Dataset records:

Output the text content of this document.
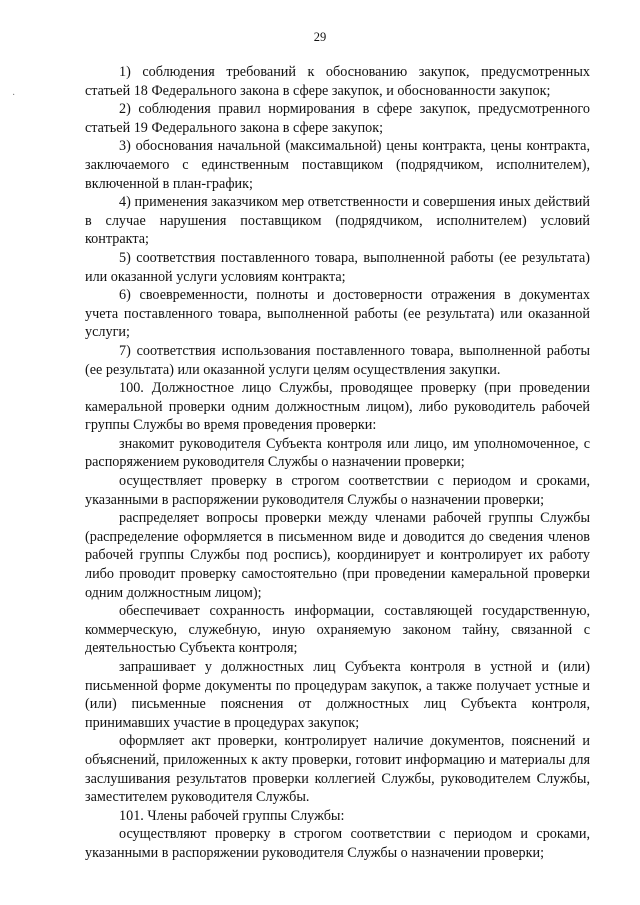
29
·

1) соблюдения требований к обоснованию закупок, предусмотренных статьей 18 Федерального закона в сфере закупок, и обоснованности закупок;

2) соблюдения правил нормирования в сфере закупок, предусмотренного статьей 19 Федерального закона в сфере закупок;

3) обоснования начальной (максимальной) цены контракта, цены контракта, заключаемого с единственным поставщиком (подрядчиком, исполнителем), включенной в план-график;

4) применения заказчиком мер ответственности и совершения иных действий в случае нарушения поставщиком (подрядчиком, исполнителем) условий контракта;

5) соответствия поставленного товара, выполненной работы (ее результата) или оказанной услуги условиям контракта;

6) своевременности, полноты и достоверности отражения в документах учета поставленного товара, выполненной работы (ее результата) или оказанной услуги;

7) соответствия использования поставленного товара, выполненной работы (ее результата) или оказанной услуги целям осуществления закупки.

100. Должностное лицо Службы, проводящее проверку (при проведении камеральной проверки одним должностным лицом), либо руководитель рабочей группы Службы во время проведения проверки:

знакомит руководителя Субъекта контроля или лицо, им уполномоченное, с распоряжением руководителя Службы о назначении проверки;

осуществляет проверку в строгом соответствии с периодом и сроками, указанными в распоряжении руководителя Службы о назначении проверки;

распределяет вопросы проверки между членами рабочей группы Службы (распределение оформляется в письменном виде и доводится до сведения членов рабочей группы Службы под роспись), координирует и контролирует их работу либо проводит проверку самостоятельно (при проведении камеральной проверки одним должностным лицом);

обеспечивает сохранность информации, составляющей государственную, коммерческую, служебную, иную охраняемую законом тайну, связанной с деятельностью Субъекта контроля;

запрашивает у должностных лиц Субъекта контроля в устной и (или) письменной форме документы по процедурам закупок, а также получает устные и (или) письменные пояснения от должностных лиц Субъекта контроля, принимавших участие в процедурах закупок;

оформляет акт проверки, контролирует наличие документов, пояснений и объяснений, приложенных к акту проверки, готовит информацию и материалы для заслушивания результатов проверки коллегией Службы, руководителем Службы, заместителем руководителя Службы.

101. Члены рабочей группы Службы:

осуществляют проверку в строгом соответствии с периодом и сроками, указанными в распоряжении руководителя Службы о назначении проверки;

==

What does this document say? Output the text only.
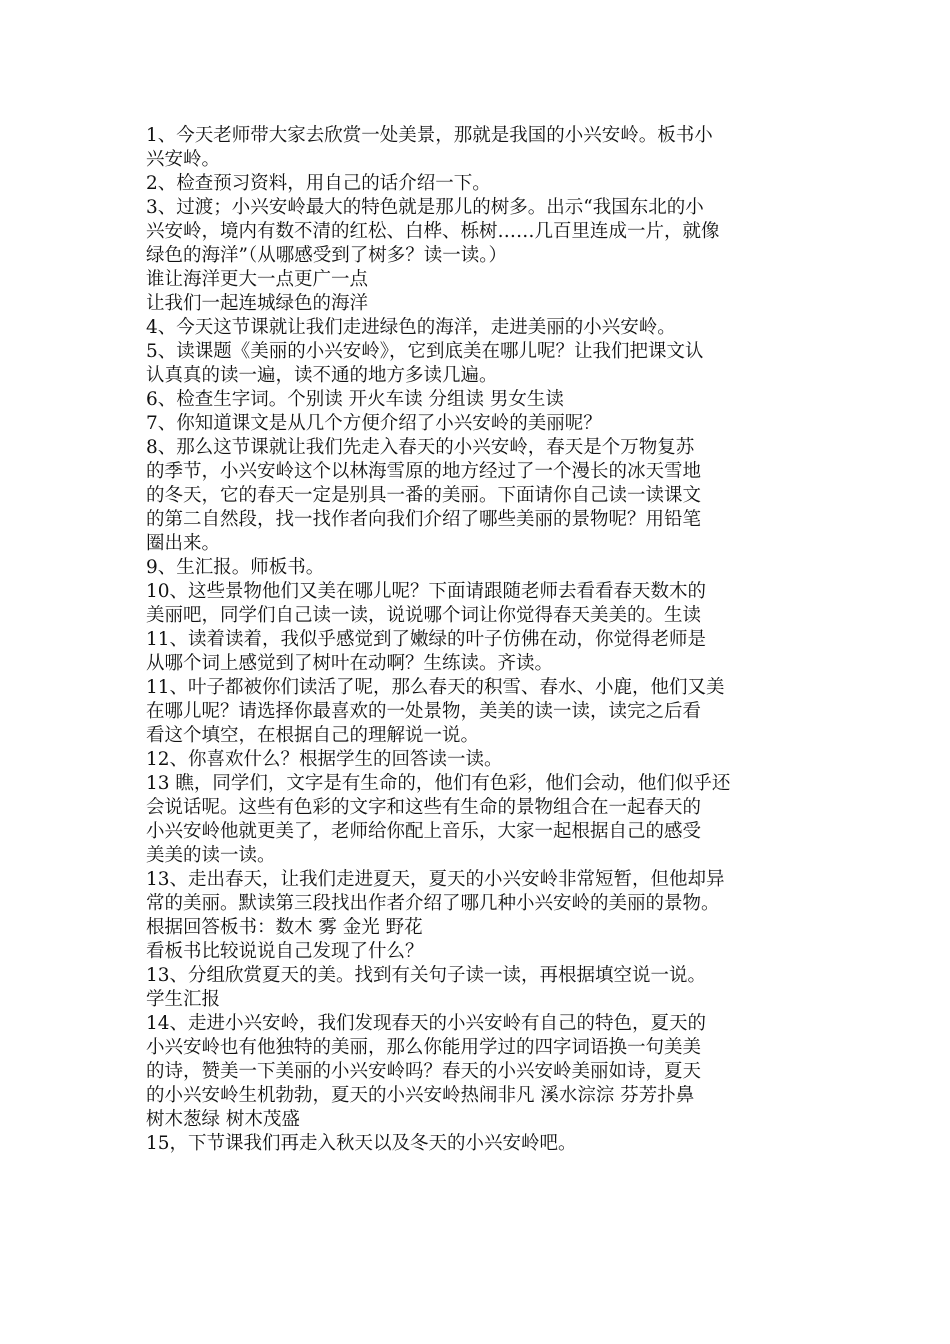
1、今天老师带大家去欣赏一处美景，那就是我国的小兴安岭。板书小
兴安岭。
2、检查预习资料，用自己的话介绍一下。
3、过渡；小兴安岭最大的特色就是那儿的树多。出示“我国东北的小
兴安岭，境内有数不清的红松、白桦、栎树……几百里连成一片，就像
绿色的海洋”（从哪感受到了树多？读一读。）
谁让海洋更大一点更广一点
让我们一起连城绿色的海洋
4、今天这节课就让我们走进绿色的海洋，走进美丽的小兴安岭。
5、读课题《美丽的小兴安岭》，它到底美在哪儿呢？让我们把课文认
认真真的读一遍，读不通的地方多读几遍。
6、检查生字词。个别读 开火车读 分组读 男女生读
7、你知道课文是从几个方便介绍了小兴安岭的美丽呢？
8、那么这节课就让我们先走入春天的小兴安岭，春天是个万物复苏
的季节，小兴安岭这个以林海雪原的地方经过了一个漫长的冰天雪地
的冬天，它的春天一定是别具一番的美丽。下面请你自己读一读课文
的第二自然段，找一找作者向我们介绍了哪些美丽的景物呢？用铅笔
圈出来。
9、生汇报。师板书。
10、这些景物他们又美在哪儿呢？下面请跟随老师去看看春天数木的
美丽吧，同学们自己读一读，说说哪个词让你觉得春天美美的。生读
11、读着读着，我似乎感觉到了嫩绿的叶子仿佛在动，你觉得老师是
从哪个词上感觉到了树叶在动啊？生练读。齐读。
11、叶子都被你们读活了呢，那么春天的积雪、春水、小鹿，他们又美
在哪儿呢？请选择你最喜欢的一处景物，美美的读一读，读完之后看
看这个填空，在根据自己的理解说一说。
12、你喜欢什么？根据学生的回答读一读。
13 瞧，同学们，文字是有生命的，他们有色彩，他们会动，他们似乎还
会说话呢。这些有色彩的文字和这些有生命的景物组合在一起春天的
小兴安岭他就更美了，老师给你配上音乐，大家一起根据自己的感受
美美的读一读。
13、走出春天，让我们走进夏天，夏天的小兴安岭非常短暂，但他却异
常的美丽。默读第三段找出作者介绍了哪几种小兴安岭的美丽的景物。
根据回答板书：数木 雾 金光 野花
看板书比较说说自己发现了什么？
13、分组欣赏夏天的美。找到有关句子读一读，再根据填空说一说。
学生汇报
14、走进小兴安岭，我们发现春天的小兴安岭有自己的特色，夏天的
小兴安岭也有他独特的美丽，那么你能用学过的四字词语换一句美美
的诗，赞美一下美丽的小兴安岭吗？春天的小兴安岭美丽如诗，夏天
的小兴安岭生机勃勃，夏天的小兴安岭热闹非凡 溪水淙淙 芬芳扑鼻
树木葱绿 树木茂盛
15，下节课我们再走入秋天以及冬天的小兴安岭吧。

> [Description of the task] Copy each line of the data that contains the word "указанными".

> [Complete response]
осуществляет проверку в строгом соответствии с периодом и сроками, указанными в распоряжении руководителя Службы о назначении проверки;
осуществляют проверку в строгом соответствии с периодом и сроками, указанными в распоряжении руководителя Службы о назначении проверки;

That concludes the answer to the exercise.